> _The task_
Return each line of the listing below, unchanged, and omit the images.

==== Data entries

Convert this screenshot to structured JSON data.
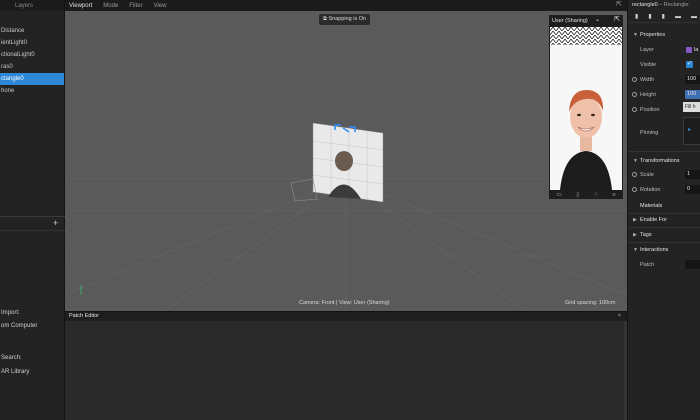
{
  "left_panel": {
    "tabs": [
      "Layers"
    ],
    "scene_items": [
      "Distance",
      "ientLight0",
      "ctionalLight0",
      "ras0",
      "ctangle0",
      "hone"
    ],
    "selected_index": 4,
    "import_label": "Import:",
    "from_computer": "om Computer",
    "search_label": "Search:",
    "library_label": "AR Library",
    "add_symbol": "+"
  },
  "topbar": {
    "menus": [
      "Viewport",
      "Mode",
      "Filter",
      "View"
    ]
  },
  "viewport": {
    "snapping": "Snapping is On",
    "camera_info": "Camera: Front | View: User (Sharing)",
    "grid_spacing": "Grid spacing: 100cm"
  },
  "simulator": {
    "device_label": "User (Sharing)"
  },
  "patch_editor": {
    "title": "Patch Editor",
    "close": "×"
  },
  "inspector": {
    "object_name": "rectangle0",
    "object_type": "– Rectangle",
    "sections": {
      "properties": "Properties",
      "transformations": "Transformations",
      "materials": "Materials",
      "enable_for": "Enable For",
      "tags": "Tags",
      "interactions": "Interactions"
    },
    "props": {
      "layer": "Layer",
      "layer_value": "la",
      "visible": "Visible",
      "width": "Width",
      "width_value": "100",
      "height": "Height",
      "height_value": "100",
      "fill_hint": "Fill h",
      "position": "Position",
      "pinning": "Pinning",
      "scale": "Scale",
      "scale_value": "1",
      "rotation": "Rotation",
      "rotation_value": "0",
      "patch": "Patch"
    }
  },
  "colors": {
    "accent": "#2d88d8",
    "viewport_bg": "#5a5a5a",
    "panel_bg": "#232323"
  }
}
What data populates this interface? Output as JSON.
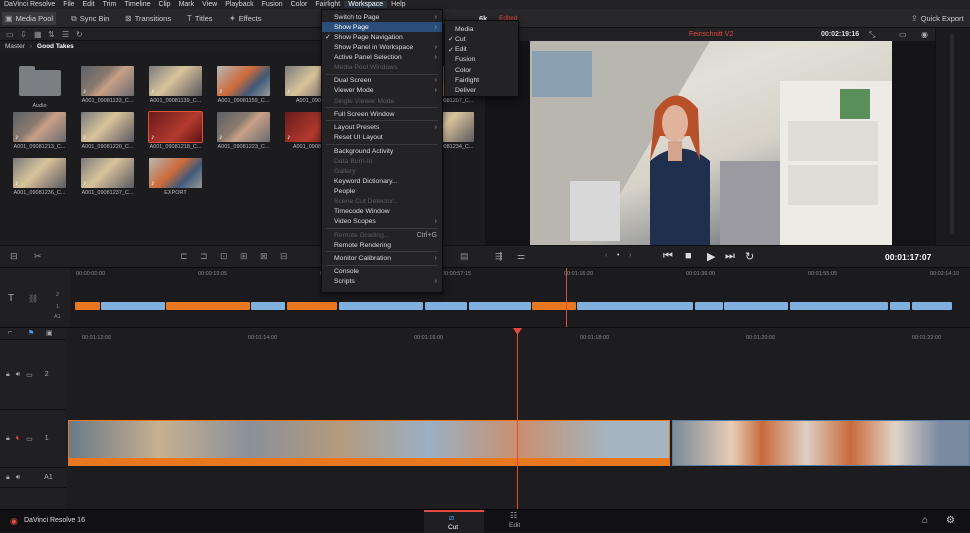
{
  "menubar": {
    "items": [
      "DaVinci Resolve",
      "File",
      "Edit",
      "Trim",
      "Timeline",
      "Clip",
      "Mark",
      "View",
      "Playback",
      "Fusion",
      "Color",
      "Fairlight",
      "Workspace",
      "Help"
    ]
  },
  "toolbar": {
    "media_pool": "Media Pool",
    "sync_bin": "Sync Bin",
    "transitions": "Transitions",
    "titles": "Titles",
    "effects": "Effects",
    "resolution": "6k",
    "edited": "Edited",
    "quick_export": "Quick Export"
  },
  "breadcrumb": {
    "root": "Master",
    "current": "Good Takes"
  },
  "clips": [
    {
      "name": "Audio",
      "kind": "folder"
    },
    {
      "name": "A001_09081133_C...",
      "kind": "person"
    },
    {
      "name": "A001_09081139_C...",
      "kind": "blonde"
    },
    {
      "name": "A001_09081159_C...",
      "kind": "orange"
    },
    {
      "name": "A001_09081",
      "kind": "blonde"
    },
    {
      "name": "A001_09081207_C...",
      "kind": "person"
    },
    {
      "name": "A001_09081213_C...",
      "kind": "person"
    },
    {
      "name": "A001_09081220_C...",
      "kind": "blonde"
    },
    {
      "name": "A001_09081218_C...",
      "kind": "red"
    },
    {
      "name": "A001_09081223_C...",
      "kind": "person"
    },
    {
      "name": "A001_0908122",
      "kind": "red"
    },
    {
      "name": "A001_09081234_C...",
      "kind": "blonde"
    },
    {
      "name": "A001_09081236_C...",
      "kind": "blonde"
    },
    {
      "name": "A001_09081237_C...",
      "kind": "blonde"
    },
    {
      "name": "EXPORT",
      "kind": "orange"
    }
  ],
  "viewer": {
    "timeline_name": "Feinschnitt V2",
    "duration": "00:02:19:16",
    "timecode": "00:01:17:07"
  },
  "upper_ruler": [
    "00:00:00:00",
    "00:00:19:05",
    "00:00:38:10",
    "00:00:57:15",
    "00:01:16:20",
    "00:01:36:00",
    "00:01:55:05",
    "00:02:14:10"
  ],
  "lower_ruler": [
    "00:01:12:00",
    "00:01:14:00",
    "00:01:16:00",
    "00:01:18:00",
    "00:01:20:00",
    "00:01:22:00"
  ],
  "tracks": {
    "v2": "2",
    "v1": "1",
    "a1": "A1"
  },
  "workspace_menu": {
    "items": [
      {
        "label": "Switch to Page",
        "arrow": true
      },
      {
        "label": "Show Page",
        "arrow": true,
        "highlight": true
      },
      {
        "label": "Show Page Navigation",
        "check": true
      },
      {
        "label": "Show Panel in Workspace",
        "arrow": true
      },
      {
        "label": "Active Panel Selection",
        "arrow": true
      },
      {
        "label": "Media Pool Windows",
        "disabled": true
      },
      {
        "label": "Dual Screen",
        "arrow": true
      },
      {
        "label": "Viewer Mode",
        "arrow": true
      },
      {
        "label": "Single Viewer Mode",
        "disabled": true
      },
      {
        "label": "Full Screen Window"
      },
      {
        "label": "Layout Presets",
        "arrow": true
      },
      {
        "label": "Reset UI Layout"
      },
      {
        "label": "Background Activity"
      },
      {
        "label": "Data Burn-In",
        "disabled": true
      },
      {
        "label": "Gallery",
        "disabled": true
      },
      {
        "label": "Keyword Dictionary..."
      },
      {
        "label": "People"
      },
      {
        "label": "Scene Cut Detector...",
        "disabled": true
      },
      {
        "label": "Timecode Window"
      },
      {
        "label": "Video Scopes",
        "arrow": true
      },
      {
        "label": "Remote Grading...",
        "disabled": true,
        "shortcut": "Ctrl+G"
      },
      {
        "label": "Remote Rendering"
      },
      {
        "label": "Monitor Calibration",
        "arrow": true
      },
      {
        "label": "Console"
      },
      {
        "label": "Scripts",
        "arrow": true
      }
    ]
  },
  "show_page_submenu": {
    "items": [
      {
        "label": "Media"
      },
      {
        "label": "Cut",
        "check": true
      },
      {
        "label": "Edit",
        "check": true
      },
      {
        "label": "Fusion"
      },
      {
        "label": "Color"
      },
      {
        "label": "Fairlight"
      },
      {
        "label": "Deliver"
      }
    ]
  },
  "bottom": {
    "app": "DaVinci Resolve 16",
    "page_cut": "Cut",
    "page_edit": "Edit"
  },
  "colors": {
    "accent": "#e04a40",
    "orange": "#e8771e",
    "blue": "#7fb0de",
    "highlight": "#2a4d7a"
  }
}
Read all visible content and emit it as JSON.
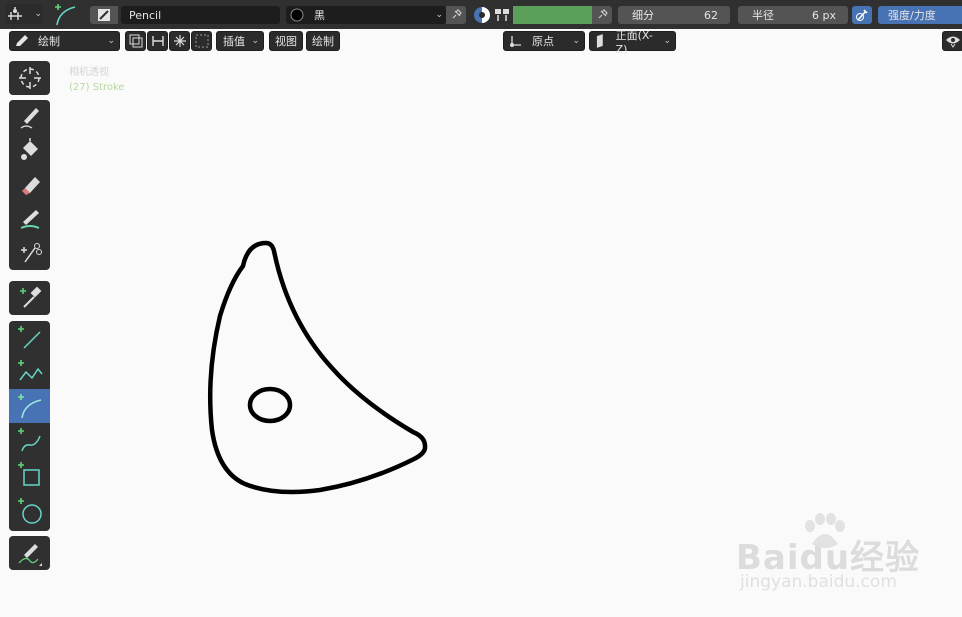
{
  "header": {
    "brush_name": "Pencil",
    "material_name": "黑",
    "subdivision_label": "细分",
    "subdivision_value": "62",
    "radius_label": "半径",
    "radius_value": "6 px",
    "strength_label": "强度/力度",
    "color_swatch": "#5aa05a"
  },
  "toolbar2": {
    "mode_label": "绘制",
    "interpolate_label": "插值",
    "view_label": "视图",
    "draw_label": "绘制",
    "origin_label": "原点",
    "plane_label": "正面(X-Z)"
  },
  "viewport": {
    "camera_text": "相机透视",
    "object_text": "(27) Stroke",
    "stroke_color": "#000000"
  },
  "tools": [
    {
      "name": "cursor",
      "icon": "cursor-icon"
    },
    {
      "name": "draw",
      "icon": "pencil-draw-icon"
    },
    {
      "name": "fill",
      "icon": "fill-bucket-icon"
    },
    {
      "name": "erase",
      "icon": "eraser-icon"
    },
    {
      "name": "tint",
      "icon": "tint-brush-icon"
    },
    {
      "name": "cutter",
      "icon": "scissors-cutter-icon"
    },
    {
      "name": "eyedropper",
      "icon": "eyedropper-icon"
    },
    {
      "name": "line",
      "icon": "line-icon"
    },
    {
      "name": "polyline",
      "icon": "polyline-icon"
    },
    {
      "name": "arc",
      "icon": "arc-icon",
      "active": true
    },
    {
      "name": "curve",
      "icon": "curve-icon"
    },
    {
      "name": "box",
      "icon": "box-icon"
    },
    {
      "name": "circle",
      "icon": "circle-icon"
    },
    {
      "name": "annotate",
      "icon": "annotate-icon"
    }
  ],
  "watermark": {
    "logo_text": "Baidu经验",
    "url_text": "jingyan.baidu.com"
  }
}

========

> _The solution_
Convert this screenshot to structured JSON data.
{
  "left_panel": {
    "tabs": [
      "Layers"
    ],
    "scene_items": [
      "Distance",
      "ientLight0",
      "ctionalLight0",
      "ras0",
      "ctangle0",
      "hone"
    ],
    "selected_index": 4,
    "import_label": "Import:",
    "from_computer": "om Computer",
    "search_label": "Search:",
    "library_label": "AR Library",
    "add_symbol": "+"
  },
  "topbar": {
    "menus": [
      "Viewport",
      "Mode",
      "Filter",
      "View"
    ]
  },
  "viewport": {
    "snapping": "Snapping is On",
    "camera_info": "Camera: Front | View: User (Sharing)",
    "grid_spacing": "Grid spacing: 100cm"
  },
  "simulator": {
    "device_label": "User (Sharing)"
  },
  "patch_editor": {
    "title": "Patch Editor",
    "close": "×"
  },
  "inspector": {
    "object_name": "rectangle0",
    "object_type": "– Rectangle",
    "sections": {
      "properties": "Properties",
      "transformations": "Transformations",
      "materials": "Materials",
      "enable_for": "Enable For",
      "tags": "Tags",
      "interactions": "Interactions"
    },
    "props": {
      "layer": "Layer",
      "layer_value": "la",
      "visible": "Visible",
      "width": "Width",
      "width_value": "100",
      "height": "Height",
      "height_value": "100",
      "fill_hint": "Fill h",
      "position": "Position",
      "pinning": "Pinning",
      "scale": "Scale",
      "scale_value": "1",
      "rotation": "Rotation",
      "rotation_value": "0",
      "patch": "Patch"
    }
  },
  "colors": {
    "accent": "#2d88d8",
    "viewport_bg": "#5a5a5a",
    "panel_bg": "#232323"
  }
}
What data populates this interface? Output as JSON.
{
  "menubar": {
    "items": [
      "DaVinci Resolve",
      "File",
      "Edit",
      "Trim",
      "Timeline",
      "Clip",
      "Mark",
      "View",
      "Playback",
      "Fusion",
      "Color",
      "Fairlight",
      "Workspace",
      "Help"
    ]
  },
  "toolbar": {
    "media_pool": "Media Pool",
    "sync_bin": "Sync Bin",
    "transitions": "Transitions",
    "titles": "Titles",
    "effects": "Effects",
    "resolution": "6k",
    "edited": "Edited",
    "quick_export": "Quick Export"
  },
  "breadcrumb": {
    "root": "Master",
    "current": "Good Takes"
  },
  "clips": [
    {
      "name": "Audio",
      "kind": "folder"
    },
    {
      "name": "A001_09081133_C...",
      "kind": "person"
    },
    {
      "name": "A001_09081139_C...",
      "kind": "blonde"
    },
    {
      "name": "A001_09081159_C...",
      "kind": "orange"
    },
    {
      "name": "A001_09081",
      "kind": "blonde"
    },
    {
      "name": "A001_09081207_C...",
      "kind": "person"
    },
    {
      "name": "A001_09081213_C...",
      "kind": "person"
    },
    {
      "name": "A001_09081220_C...",
      "kind": "blonde"
    },
    {
      "name": "A001_09081218_C...",
      "kind": "red"
    },
    {
      "name": "A001_09081223_C...",
      "kind": "person"
    },
    {
      "name": "A001_0908122",
      "kind": "red"
    },
    {
      "name": "A001_09081234_C...",
      "kind": "blonde"
    },
    {
      "name": "A001_09081236_C...",
      "kind": "blonde"
    },
    {
      "name": "A001_09081237_C...",
      "kind": "blonde"
    },
    {
      "name": "EXPORT",
      "kind": "orange"
    }
  ],
  "viewer": {
    "timeline_name": "Feinschnitt V2",
    "duration": "00:02:19:16",
    "timecode": "00:01:17:07"
  },
  "upper_ruler": [
    "00:00:00:00",
    "00:00:19:05",
    "00:00:38:10",
    "00:00:57:15",
    "00:01:16:20",
    "00:01:36:00",
    "00:01:55:05",
    "00:02:14:10"
  ],
  "lower_ruler": [
    "00:01:12:00",
    "00:01:14:00",
    "00:01:16:00",
    "00:01:18:00",
    "00:01:20:00",
    "00:01:22:00"
  ],
  "tracks": {
    "v2": "2",
    "v1": "1",
    "a1": "A1"
  },
  "workspace_menu": {
    "items": [
      {
        "label": "Switch to Page",
        "arrow": true
      },
      {
        "label": "Show Page",
        "arrow": true,
        "highlight": true
      },
      {
        "label": "Show Page Navigation",
        "check": true
      },
      {
        "label": "Show Panel in Workspace",
        "arrow": true
      },
      {
        "label": "Active Panel Selection",
        "arrow": true
      },
      {
        "label": "Media Pool Windows",
        "disabled": true
      },
      {
        "label": "Dual Screen",
        "arrow": true
      },
      {
        "label": "Viewer Mode",
        "arrow": true
      },
      {
        "label": "Single Viewer Mode",
        "disabled": true
      },
      {
        "label": "Full Screen Window"
      },
      {
        "label": "Layout Presets",
        "arrow": true
      },
      {
        "label": "Reset UI Layout"
      },
      {
        "label": "Background Activity"
      },
      {
        "label": "Data Burn-In",
        "disabled": true
      },
      {
        "label": "Gallery",
        "disabled": true
      },
      {
        "label": "Keyword Dictionary..."
      },
      {
        "label": "People"
      },
      {
        "label": "Scene Cut Detector...",
        "disabled": true
      },
      {
        "label": "Timecode Window"
      },
      {
        "label": "Video Scopes",
        "arrow": true
      },
      {
        "label": "Remote Grading...",
        "disabled": true,
        "shortcut": "Ctrl+G"
      },
      {
        "label": "Remote Rendering"
      },
      {
        "label": "Monitor Calibration",
        "arrow": true
      },
      {
        "label": "Console"
      },
      {
        "label": "Scripts",
        "arrow": true
      }
    ]
  },
  "show_page_submenu": {
    "items": [
      {
        "label": "Media"
      },
      {
        "label": "Cut",
        "check": true
      },
      {
        "label": "Edit",
        "check": true
      },
      {
        "label": "Fusion"
      },
      {
        "label": "Color"
      },
      {
        "label": "Fairlight"
      },
      {
        "label": "Deliver"
      }
    ]
  },
  "bottom": {
    "app": "DaVinci Resolve 16",
    "page_cut": "Cut",
    "page_edit": "Edit"
  },
  "colors": {
    "accent": "#e04a40",
    "orange": "#e8771e",
    "blue": "#7fb0de",
    "highlight": "#2a4d7a"
  }
}
Read all visible content and emit it as JSON.
{
  "header": {
    "brush_name": "Pencil",
    "material_name": "黑",
    "subdivision_label": "细分",
    "subdivision_value": "62",
    "radius_label": "半径",
    "radius_value": "6 px",
    "strength_label": "强度/力度",
    "color_swatch": "#5aa05a"
  },
  "toolbar2": {
    "mode_label": "绘制",
    "interpolate_label": "插值",
    "view_label": "视图",
    "draw_label": "绘制",
    "origin_label": "原点",
    "plane_label": "正面(X-Z)"
  },
  "viewport": {
    "camera_text": "相机透视",
    "object_text": "(27) Stroke",
    "stroke_color": "#000000"
  },
  "tools": [
    {
      "name": "cursor",
      "icon": "cursor-icon"
    },
    {
      "name": "draw",
      "icon": "pencil-draw-icon"
    },
    {
      "name": "fill",
      "icon": "fill-bucket-icon"
    },
    {
      "name": "erase",
      "icon": "eraser-icon"
    },
    {
      "name": "tint",
      "icon": "tint-brush-icon"
    },
    {
      "name": "cutter",
      "icon": "scissors-cutter-icon"
    },
    {
      "name": "eyedropper",
      "icon": "eyedropper-icon"
    },
    {
      "name": "line",
      "icon": "line-icon"
    },
    {
      "name": "polyline",
      "icon": "polyline-icon"
    },
    {
      "name": "arc",
      "icon": "arc-icon",
      "active": true
    },
    {
      "name": "curve",
      "icon": "curve-icon"
    },
    {
      "name": "box",
      "icon": "box-icon"
    },
    {
      "name": "circle",
      "icon": "circle-icon"
    },
    {
      "name": "annotate",
      "icon": "annotate-icon"
    }
  ],
  "watermark": {
    "logo_text": "Baidu经验",
    "url_text": "jingyan.baidu.com"
  }
}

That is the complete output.